— start Entries provided —
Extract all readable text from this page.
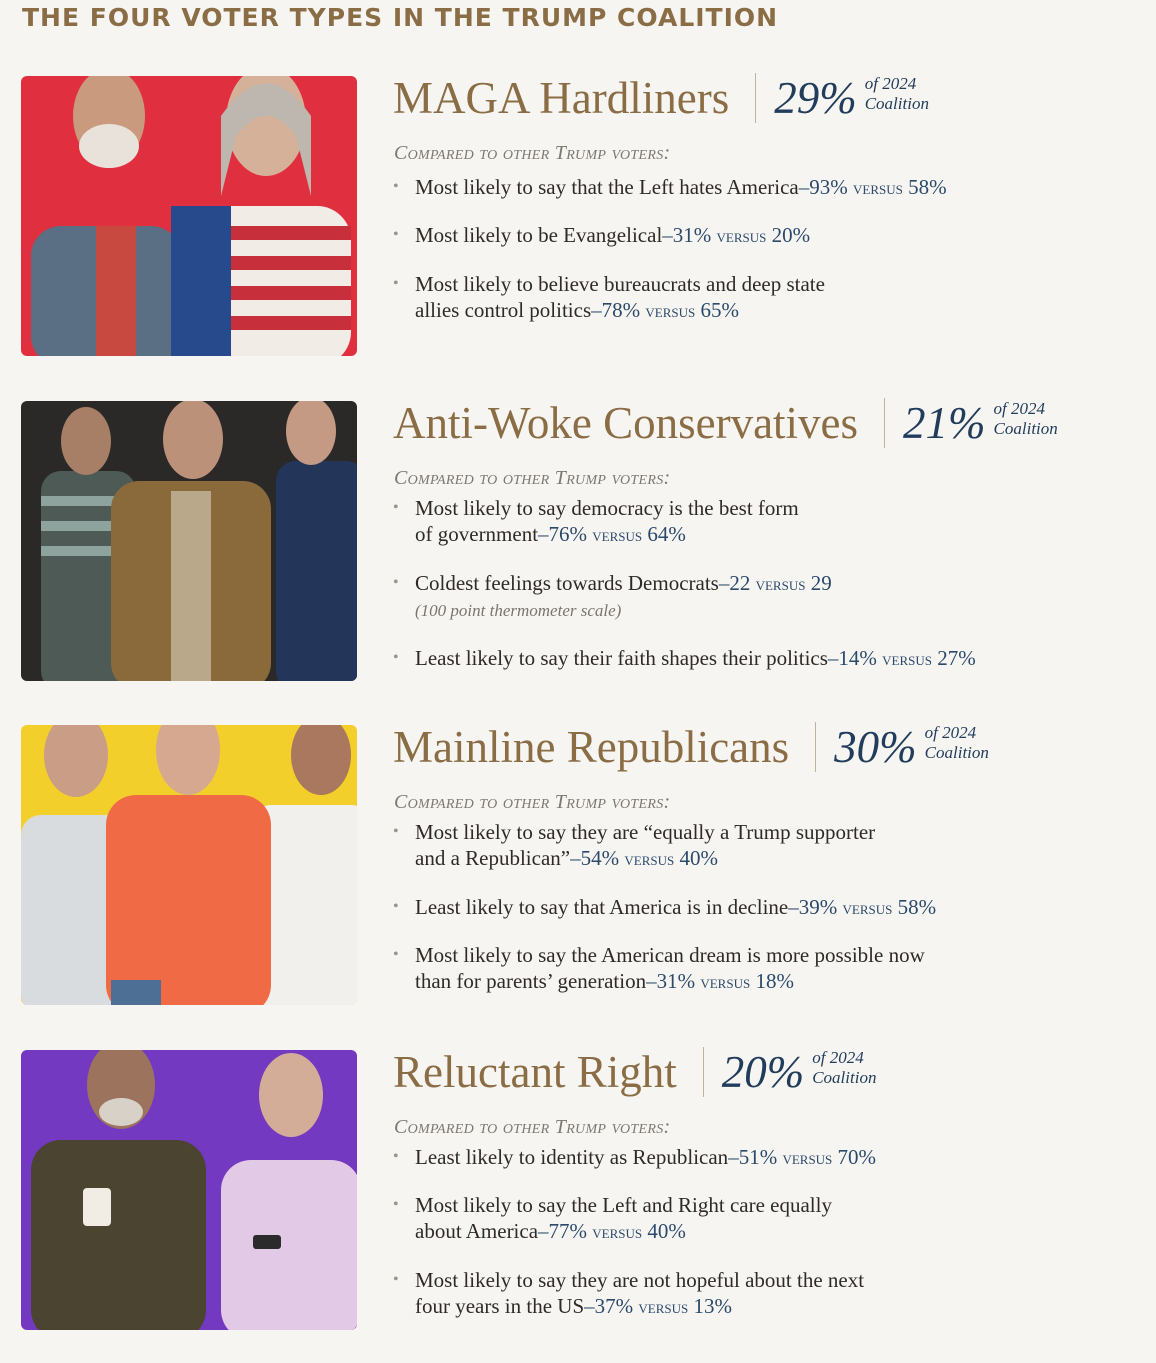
THE FOUR VOTER TYPES IN THE TRUMP COALITION
MAGA Hardliners 29% of 2024
Coalition
Compared to other Trump voters:
• Most likely to say that the Left hates America–93% versus 58%
• Most likely to be Evangelical–31% versus 20%
• Most likely to believe bureaucrats and deep state
allies control politics–78% versus 65%
Anti-Woke Conservatives 21% of 2024
Coalition
Compared to other Trump voters:
• Most likely to say democracy is the best form
of government–76% versus 64%
• Coldest feelings towards Democrats–22 versus 29
(100 point thermometer scale)
• Least likely to say their faith shapes their politics–14% versus 27%
Mainline Republicans 30% of 2024
Coalition
Compared to other Trump voters:
• Most likely to say they are “equally a Trump supporter
and a Republican”–54% versus 40%
• Least likely to say that America is in decline–39% versus 58%
• Most likely to say the American dream is more possible now
than for parents’ generation–31% versus 18%
Reluctant Right 20% of 2024
Coalition
Compared to other Trump voters:
• Least likely to identity as Republican–51% versus 70%
• Most likely to say the Left and Right care equally
about America–77% versus 40%
• Most likely to say they are not hopeful about the next
four years in the US–37% versus 13%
— end Entries provided —
▶ [Aim of the exercise]: From the records given above, copy all lines containing "politics".

▶ [Completed exercise]:
allies control politics–78% versus 65%
• Least likely to say their faith shapes their politics–14% versus 27%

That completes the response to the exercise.